PROBLEM DESCRIPTION: Check every line below for the word "проводят" and copy the ones that have it.

* BEGIN MATERIAL FOR THIS TASK *

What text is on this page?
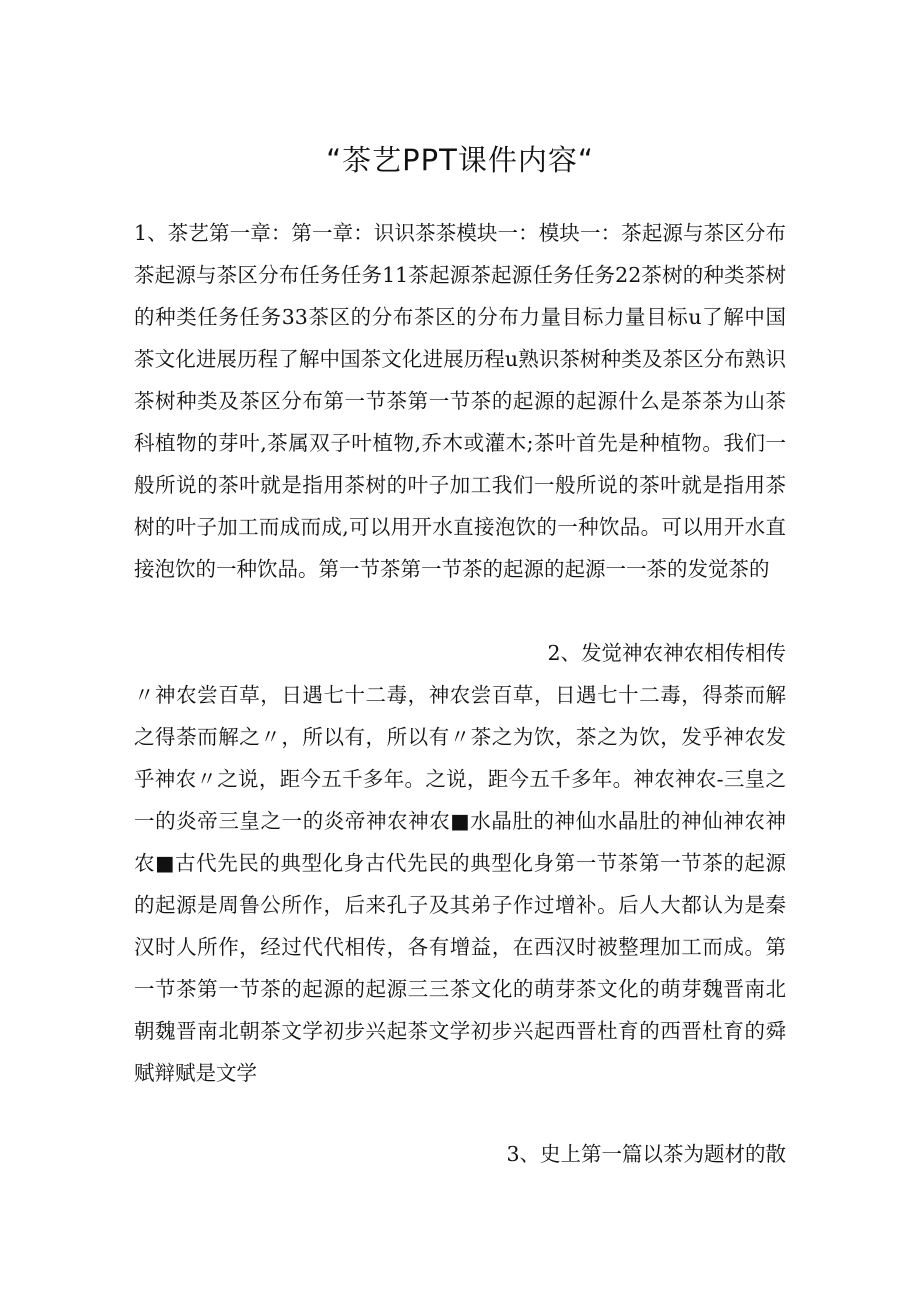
“茶艺PPT课件内容“

1、茶艺第一章：第一章：识识茶茶模块一：模块一：茶起源与茶区分布茶起源与茶区分布任务任务11茶起源茶起源任务任务22茶树的种类茶树的种类任务任务33茶区的分布茶区的分布力量目标力量目标u了解中国茶文化进展历程了解中国茶文化进展历程u熟识茶树种类及茶区分布熟识茶树种类及茶区分布第一节茶第一节茶的起源的起源什么是茶茶为山茶科植物的芽叶,茶属双子叶植物,乔木或灌木;茶叶首先是种植物。我们一般所说的茶叶就是指用茶树的叶子加工我们一般所说的茶叶就是指用茶树的叶子加工而成而成,可以用开水直接泡饮的一种饮品。可以用开水直接泡饮的一种饮品。第一节茶第一节茶的起源的起源一一茶的发觉茶的

2、发觉神农神农相传相传

〃神农尝百草，日遇七十二毒，神农尝百草，日遇七十二毒，得荼而解之得荼而解之〃，所以有，所以有〃茶之为饮，茶之为饮，发乎神农发乎神农〃之说，距今五千多年。之说，距今五千多年。神农神农-三皇之一的炎帝三皇之一的炎帝神农神农■水晶肚的神仙水晶肚的神仙神农神农■古代先民的典型化身古代先民的典型化身第一节茶第一节茶的起源的起源是周鲁公所作，后来孔子及其弟子作过增补。后人大都认为是秦汉时人所作，经过代代相传，各有增益，在西汉时被整理加工而成。第一节茶第一节茶的起源的起源三三茶文化的萌芽茶文化的萌芽魏晋南北朝魏晋南北朝茶文学初步兴起茶文学初步兴起西晋杜育的西晋杜育的舜赋辩赋是文学

3、史上第一篇以茶为题材的散
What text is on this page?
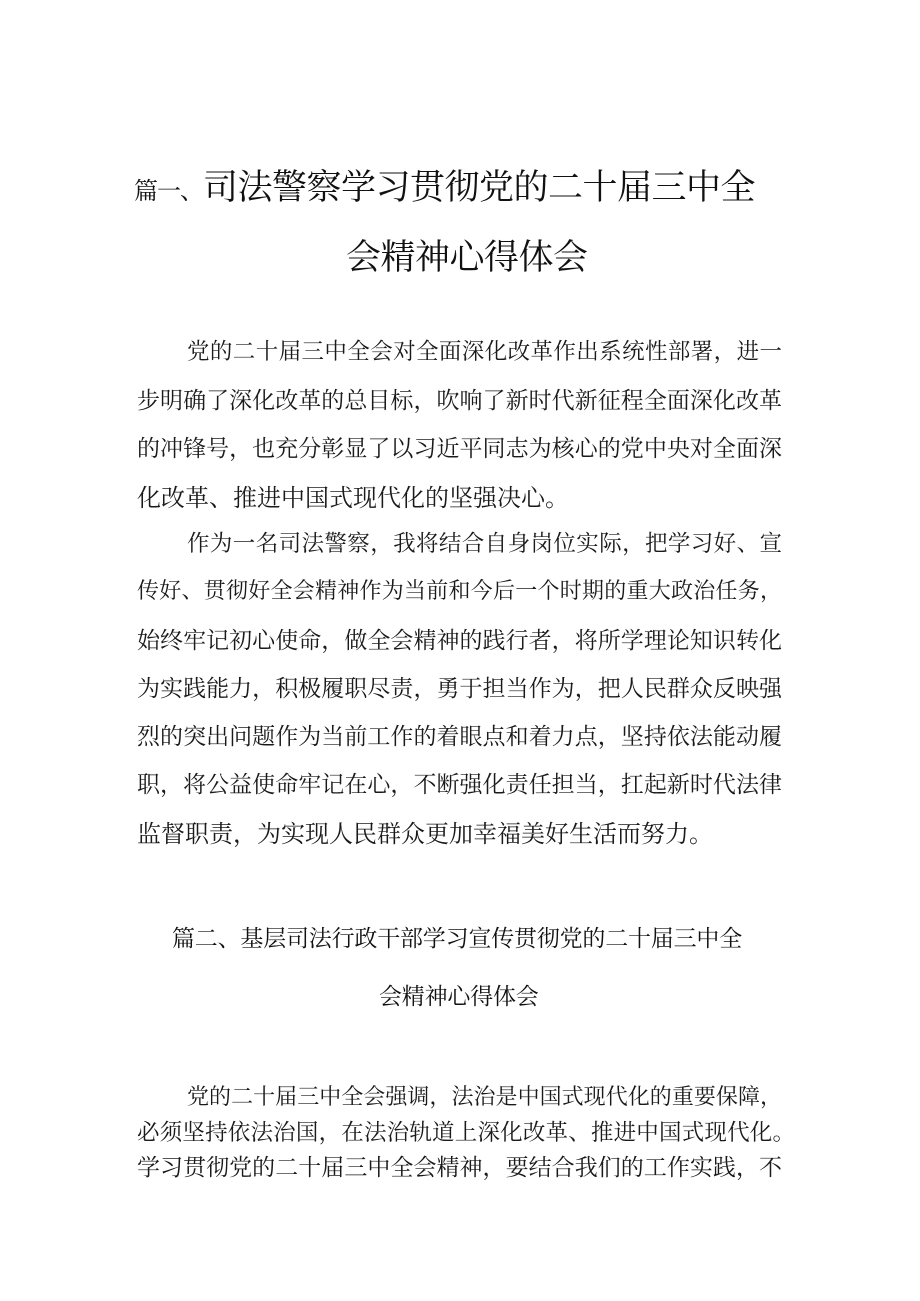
篇一、司法警察学习贯彻党的二十届三中全
会精神心得体会
党的二十届三中全会对全面深化改革作出系统性部署，进一
步明确了深化改革的总目标，吹响了新时代新征程全面深化改革
的冲锋号，也充分彰显了以习近平同志为核心的党中央对全面深
化改革、推进中国式现代化的坚强决心。
作为一名司法警察，我将结合自身岗位实际，把学习好、宣
传好、贯彻好全会精神作为当前和今后一个时期的重大政治任务，
始终牢记初心使命，做全会精神的践行者，将所学理论知识转化
为实践能力，积极履职尽责，勇于担当作为，把人民群众反映强
烈的突出问题作为当前工作的着眼点和着力点，坚持依法能动履
职，将公益使命牢记在心，不断强化责任担当，扛起新时代法律
监督职责，为实现人民群众更加幸福美好生活而努力。
篇二、基层司法行政干部学习宣传贯彻党的二十届三中全
会精神心得体会
党的二十届三中全会强调，法治是中国式现代化的重要保障，
必须坚持依法治国，在法治轨道上深化改革、推进中国式现代化。
学习贯彻党的二十届三中全会精神，要结合我们的工作实践，不
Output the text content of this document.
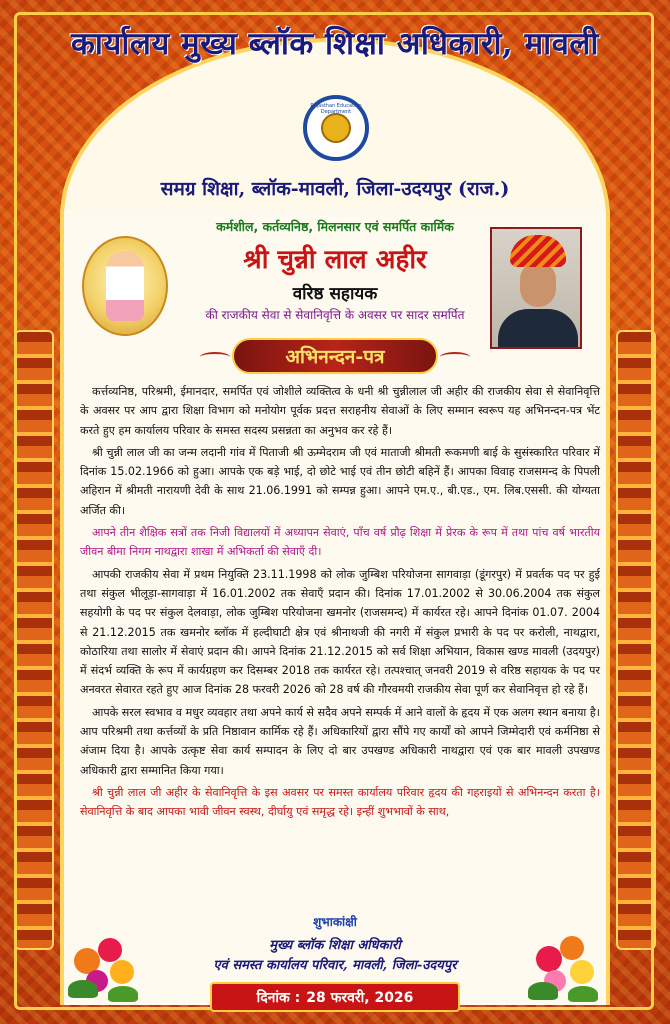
कार्यालय मुख्य ब्लॉक शिक्षा अधिकारी, मावली
Rajasthan Education Department
समग्र शिक्षा, ब्लॉक-मावली, जिला-उदयपुर (राज.)
कर्मशील, कर्तव्यनिष्ठ, मिलनसार एवं समर्पित कार्मिक
श्री चुन्नी लाल अहीर
वरिष्ठ सहायक
की राजकीय सेवा से सेवानिवृत्ति के अवसर पर सादर समर्पित
अभिनन्दन-पत्र

कर्त्तव्यनिष्ठ, परिश्रमी, ईमानदार, समर्पित एवं जोशीले व्यक्तित्व के धनी श्री चुन्नीलाल जी अहीर की राजकीय सेवा से सेवानिवृत्ति के अवसर पर आप द्वारा शिक्षा विभाग को मनोयोग पूर्वक प्रदत्त सराहनीय सेवाओं के लिए सम्मान स्वरूप यह अभिनन्दन-पत्र भेंट करते हुए हम कार्यालय परिवार के समस्त सदस्य प्रसन्नता का अनुभव कर रहे हैं।

श्री चुन्नी लाल जी का जन्म लदानी गांव में पिताजी श्री ऊम्मेदराम जी एवं माताजी श्रीमती रूकमणी बाई के सुसंस्कारित परिवार में दिनांक 15.02.1966 को हुआ। आपके एक बड़े भाई, दो छोटे भाई एवं तीन छोटी बहिनें हैं। आपका विवाह राजसमन्द के पिपली अहिरान में श्रीमती नारायणी देवी के साथ 21.06.1991 को सम्पन्न हुआ। आपने एम.ए., बी.एड., एम. लिब.एससी. की योग्यता अर्जित की।

आपने तीन शैक्षिक सत्रों तक निजी विद्यालयों में अध्यापन सेवाएं, पाँच वर्ष प्रौढ़ शिक्षा में प्रेरक के रूप में तथा पांच वर्ष भारतीय जीवन बीमा निगम नाथद्वारा शाखा में अभिकर्ता की सेवाएँ दी।

आपकी राजकीय सेवा में प्रथम नियुक्ति 23.11.1998 को लोक जुम्बिश परियोजना सागवाड़ा (डूंगरपुर) में प्रवर्तक पद पर हुई तथा संकुल भीलूड़ा-सागवाड़ा में 16.01.2002 तक सेवाएँ प्रदान की। दिनांक 17.01.2002 से 30.06.2004 तक संकुल सहयोगी के पद पर संकुल देलवाड़ा, लोक जुम्बिश परियोजना खमनोर (राजसमन्द) में कार्यरत रहे। आपने दिनांक 01.07. 2004 से 21.12.2015 तक खमनोर ब्लॉक में हल्दीघाटी क्षेत्र एवं श्रीनाथजी की नगरी में संकुल प्रभारी के पद पर करोली, नाथद्वारा, कोठारिया तथा सालोर में सेवाएं प्रदान की। आपने दिनांक 21.12.2015 को सर्व शिक्षा अभियान, विकास खण्ड मावली (उदयपुर) में संदर्भ व्यक्ति के रूप में कार्यग्रहण कर दिसम्बर 2018 तक कार्यरत रहे। तत्पश्चात् जनवरी 2019 से वरिष्ठ सहायक के पद पर अनवरत सेवारत रहते हुए आज दिनांक 28 फरवरी 2026 को 28 वर्ष की गौरवमयी राजकीय सेवा पूर्ण कर सेवानिवृत्त हो रहे हैं।

आपके सरल स्वभाव व मधुर व्यवहार तथा अपने कार्य से सदैव अपने सम्पर्क में आने वालों के हृदय में एक अलग स्थान बनाया है। आप परिश्रमी तथा कर्त्तव्यों के प्रति निष्ठावान कार्मिक रहे हैं। अधिकारियों द्वारा सौंपे गए कार्यों को आपने जिम्मेदारी एवं कर्मनिष्ठा से अंजाम दिया है। आपके उत्कृष्ट सेवा कार्य सम्पादन के लिए दो बार उपखण्ड अधिकारी नाथद्वारा एवं एक बार मावली उपखण्ड अधिकारी द्वारा सम्मानित किया गया।

श्री चुन्नी लाल जी अहीर के सेवानिवृत्ति के इस अवसर पर समस्त कार्यालय परिवार हृदय की गहराइयों से अभिनन्दन करता है। सेवानिवृत्ति के बाद आपका भावी जीवन स्वस्थ, दीर्घायु एवं समृद्ध रहे। इन्हीं शुभभावों के साथ,

शुभाकांक्षी
मुख्य ब्लॉक शिक्षा अधिकारी
एवं समस्त कार्यालय परिवार, मावली, जिला-उदयपुर
दिनांक : 28 फरवरी, 2026
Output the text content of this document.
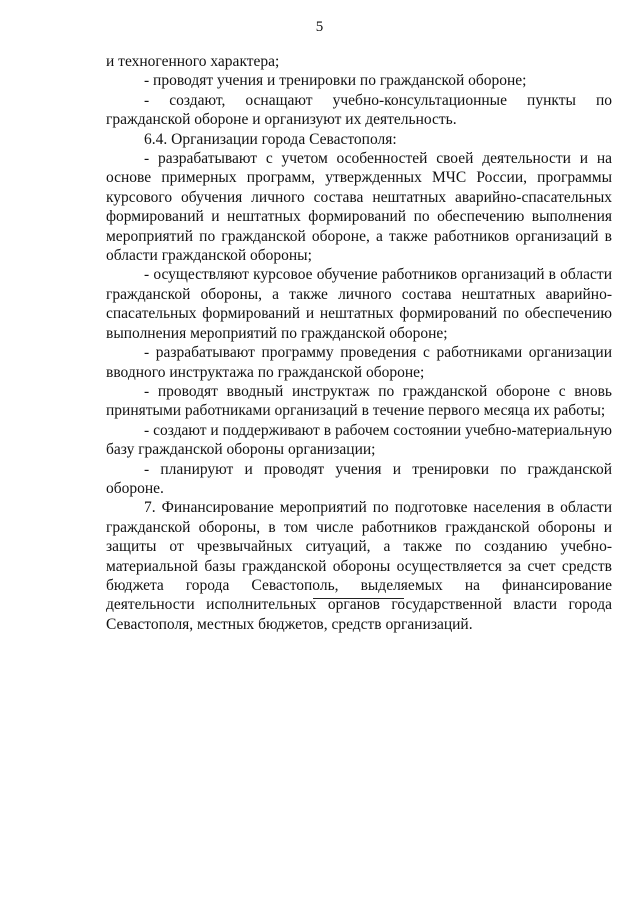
5

и техногенного характера;

- проводят учения и тренировки по гражданской обороне;

- создают, оснащают учебно-консультационные пункты по гражданской обороне и организуют их деятельность.

6.4. Организации города Севастополя:

- разрабатывают с учетом особенностей своей деятельности и на основе примерных программ, утвержденных МЧС России, программы курсового обучения личного состава нештатных аварийно-спасательных формирований и нештатных формирований по обеспечению выполнения мероприятий по гражданской обороне, а также работников организаций в области гражданской обороны;

- осуществляют курсовое обучение работников организаций в области гражданской обороны, а также личного состава нештатных аварийно-спасательных формирований и нештатных формирований по обеспечению выполнения мероприятий по гражданской обороне;

- разрабатывают программу проведения с работниками организации вводного инструктажа по гражданской обороне;

- проводят вводный инструктаж по гражданской обороне с вновь принятыми работниками организаций в течение первого месяца их работы;

- создают и поддерживают в рабочем состоянии учебно-материальную базу гражданской обороны организации;

- планируют и проводят учения и тренировки по гражданской обороне.

7. Финансирование мероприятий по подготовке населения в области гражданской обороны, в том числе работников гражданской обороны и защиты от чрезвычайных ситуаций, а также по созданию учебно-материальной базы гражданской обороны осуществляется за счет средств бюджета города Севастополь, выделяемых на финансирование деятельности исполнительных органов государственной власти города Севастополя, местных бюджетов, средств организаций.
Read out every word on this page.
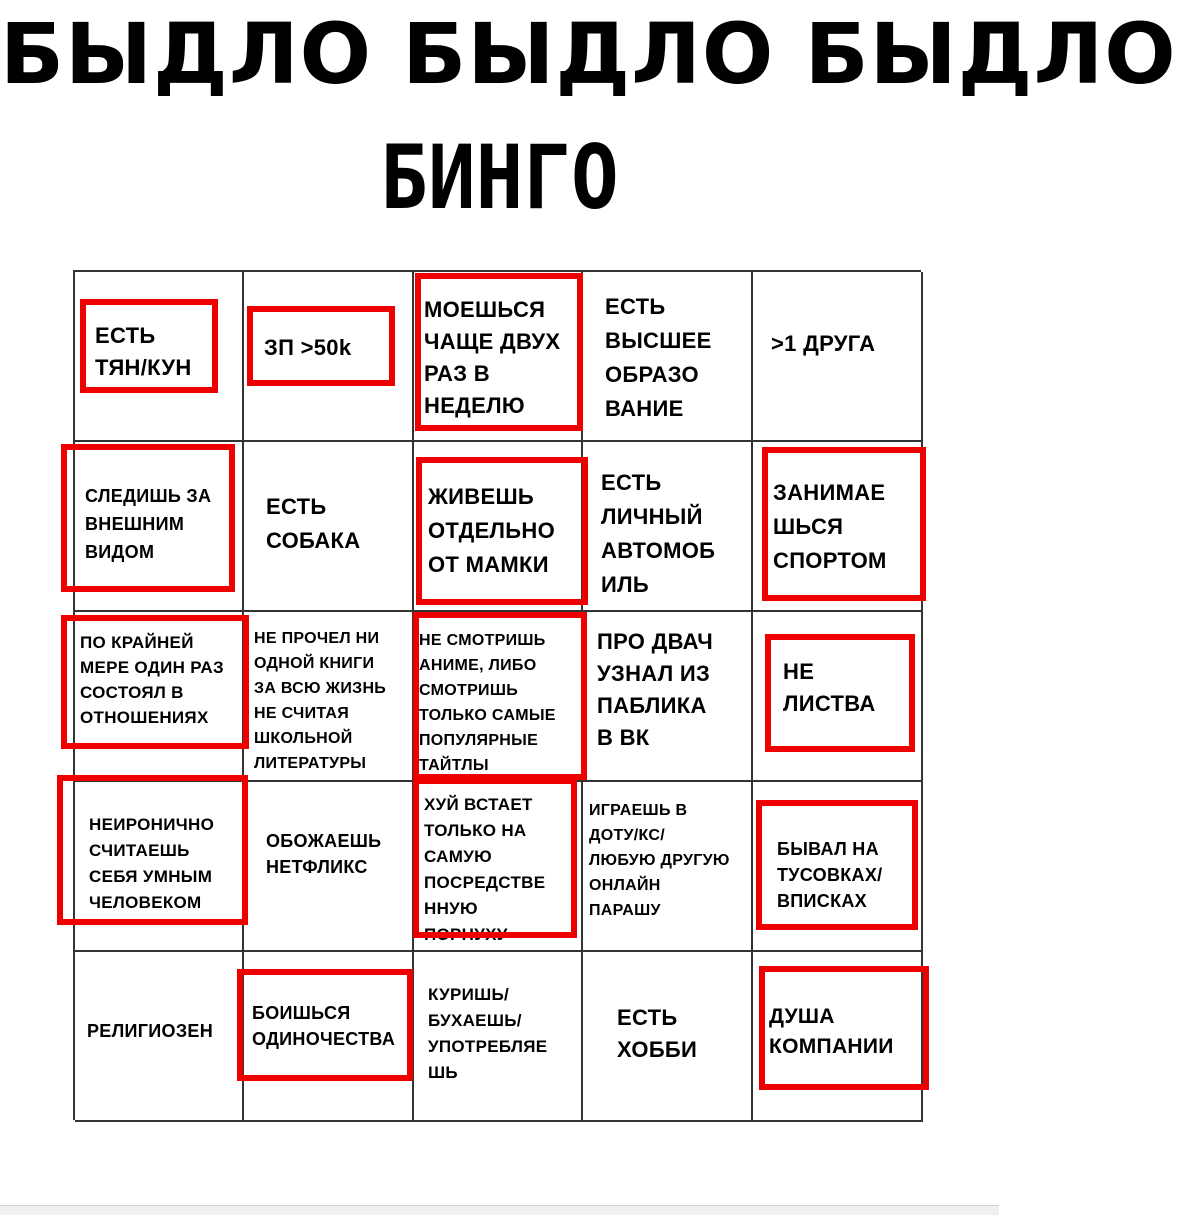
БЫДЛО БЫДЛО БЫДЛО
БИНГО
ЕСТЬ
ТЯН/КУН
ЗП >50k
МОЕШЬСЯ
ЧАЩЕ ДВУХ
РАЗ В
НЕДЕЛЮ
ЕСТЬ
ВЫСШЕЕ
ОБРАЗО
ВАНИЕ
>1 ДРУГА
СЛЕДИШЬ ЗА
ВНЕШНИМ
ВИДОМ
ЕСТЬ
СОБАКА
ЖИВЕШЬ
ОТДЕЛЬНО
ОТ МАМКИ
ЕСТЬ
ЛИЧНЫЙ
АВТОМОБ
ИЛЬ
ЗАНИМАЕ
ШЬСЯ
СПОРТОМ
ПО КРАЙНЕЙ
МЕРЕ ОДИН РАЗ
СОСТОЯЛ В
ОТНОШЕНИЯХ
НЕ ПРОЧЕЛ НИ
ОДНОЙ КНИГИ
ЗА ВСЮ ЖИЗНЬ
НЕ СЧИТАЯ
ШКОЛЬНОЙ
ЛИТЕРАТУРЫ
НЕ СМОТРИШЬ
АНИМЕ, ЛИБО
СМОТРИШЬ
ТОЛЬКО САМЫЕ
ПОПУЛЯРНЫЕ
ТАЙТЛЫ
ПРО ДВАЧ
УЗНАЛ ИЗ
ПАБЛИКА
В ВК
НЕ
ЛИСТВА
НЕИРОНИЧНО
СЧИТАЕШЬ
СЕБЯ УМНЫМ
ЧЕЛОВЕКОМ
ОБОЖАЕШЬ
НЕТФЛИКС
ХУЙ ВСТАЕТ
ТОЛЬКО НА
САМУЮ
ПОСРЕДСТВЕ
ННУЮ
ПОРНУХУ
ИГРАЕШЬ В
ДОТУ/КС/
ЛЮБУЮ ДРУГУЮ
ОНЛАЙН
ПАРАШУ
БЫВАЛ НА
ТУСОВКАХ/
ВПИСКАХ
РЕЛИГИОЗЕН
БОИШЬСЯ
ОДИНОЧЕСТВА
КУРИШЬ/
БУХАЕШЬ/
УПОТРЕБЛЯЕ
ШЬ
ЕСТЬ
ХОББИ
ДУША
КОМПАНИИ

* END MATERIAL FOR THIS TASK *

RESULT OF THE TASK:
- проводят учения и тренировки по гражданской обороне;
- проводят вводный инструктаж по гражданской обороне с вновь принятыми работниками организаций в течение первого месяца их работы;
- планируют и проводят учения и тренировки по гражданской обороне.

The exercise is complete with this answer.